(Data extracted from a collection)
▼▼▼

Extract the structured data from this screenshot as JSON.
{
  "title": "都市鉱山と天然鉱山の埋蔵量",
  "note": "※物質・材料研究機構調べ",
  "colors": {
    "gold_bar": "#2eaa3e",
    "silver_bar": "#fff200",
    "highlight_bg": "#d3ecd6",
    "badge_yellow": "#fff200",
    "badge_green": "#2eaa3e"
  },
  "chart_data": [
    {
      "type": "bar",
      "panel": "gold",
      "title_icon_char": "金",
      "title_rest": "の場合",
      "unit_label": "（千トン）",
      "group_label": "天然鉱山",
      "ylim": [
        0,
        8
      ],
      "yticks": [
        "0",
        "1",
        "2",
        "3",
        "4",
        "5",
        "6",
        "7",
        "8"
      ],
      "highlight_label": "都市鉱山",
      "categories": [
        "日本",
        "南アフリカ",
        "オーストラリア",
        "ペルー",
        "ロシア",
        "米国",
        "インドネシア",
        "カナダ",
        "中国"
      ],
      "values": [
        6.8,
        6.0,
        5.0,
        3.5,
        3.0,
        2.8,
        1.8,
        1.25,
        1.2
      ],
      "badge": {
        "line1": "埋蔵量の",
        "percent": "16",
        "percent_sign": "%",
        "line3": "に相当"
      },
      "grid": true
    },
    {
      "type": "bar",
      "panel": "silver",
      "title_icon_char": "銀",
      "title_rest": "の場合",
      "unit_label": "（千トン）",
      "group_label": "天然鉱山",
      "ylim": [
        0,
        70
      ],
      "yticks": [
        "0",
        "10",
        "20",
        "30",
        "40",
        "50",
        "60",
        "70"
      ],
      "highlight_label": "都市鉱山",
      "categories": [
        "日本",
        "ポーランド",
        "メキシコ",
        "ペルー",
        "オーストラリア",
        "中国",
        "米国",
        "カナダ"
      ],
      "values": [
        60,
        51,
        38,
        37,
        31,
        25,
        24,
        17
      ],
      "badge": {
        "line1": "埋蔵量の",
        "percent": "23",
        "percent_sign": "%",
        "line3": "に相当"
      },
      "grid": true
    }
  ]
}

▲▲▲

REQUEST ->
Please repeat all the records above exactly as they appear.

CORRECT RESPONSE ->
Extract the structured data from this screenshot as JSON.
{
  "title": "都市鉱山と天然鉱山の埋蔵量",
  "note": "※物質・材料研究機構調べ",
  "colors": {
    "gold_bar": "#2eaa3e",
    "silver_bar": "#fff200",
    "highlight_bg": "#d3ecd6",
    "badge_yellow": "#fff200",
    "badge_green": "#2eaa3e"
  },
  "chart_data": [
    {
      "type": "bar",
      "panel": "gold",
      "title_icon_char": "金",
      "title_rest": "の場合",
      "unit_label": "（千トン）",
      "group_label": "天然鉱山",
      "ylim": [
        0,
        8
      ],
      "yticks": [
        "0",
        "1",
        "2",
        "3",
        "4",
        "5",
        "6",
        "7",
        "8"
      ],
      "highlight_label": "都市鉱山",
      "categories": [
        "日本",
        "南アフリカ",
        "オーストラリア",
        "ペルー",
        "ロシア",
        "米国",
        "インドネシア",
        "カナダ",
        "中国"
      ],
      "values": [
        6.8,
        6.0,
        5.0,
        3.5,
        3.0,
        2.8,
        1.8,
        1.25,
        1.2
      ],
      "badge": {
        "line1": "埋蔵量の",
        "percent": "16",
        "percent_sign": "%",
        "line3": "に相当"
      },
      "grid": true
    },
    {
      "type": "bar",
      "panel": "silver",
      "title_icon_char": "銀",
      "title_rest": "の場合",
      "unit_label": "（千トン）",
      "group_label": "天然鉱山",
      "ylim": [
        0,
        70
      ],
      "yticks": [
        "0",
        "10",
        "20",
        "30",
        "40",
        "50",
        "60",
        "70"
      ],
      "highlight_label": "都市鉱山",
      "categories": [
        "日本",
        "ポーランド",
        "メキシコ",
        "ペルー",
        "オーストラリア",
        "中国",
        "米国",
        "カナダ"
      ],
      "values": [
        60,
        51,
        38,
        37,
        31,
        25,
        24,
        17
      ],
      "badge": {
        "line1": "埋蔵量の",
        "percent": "23",
        "percent_sign": "%",
        "line3": "に相当"
      },
      "grid": true
    }
  ]
}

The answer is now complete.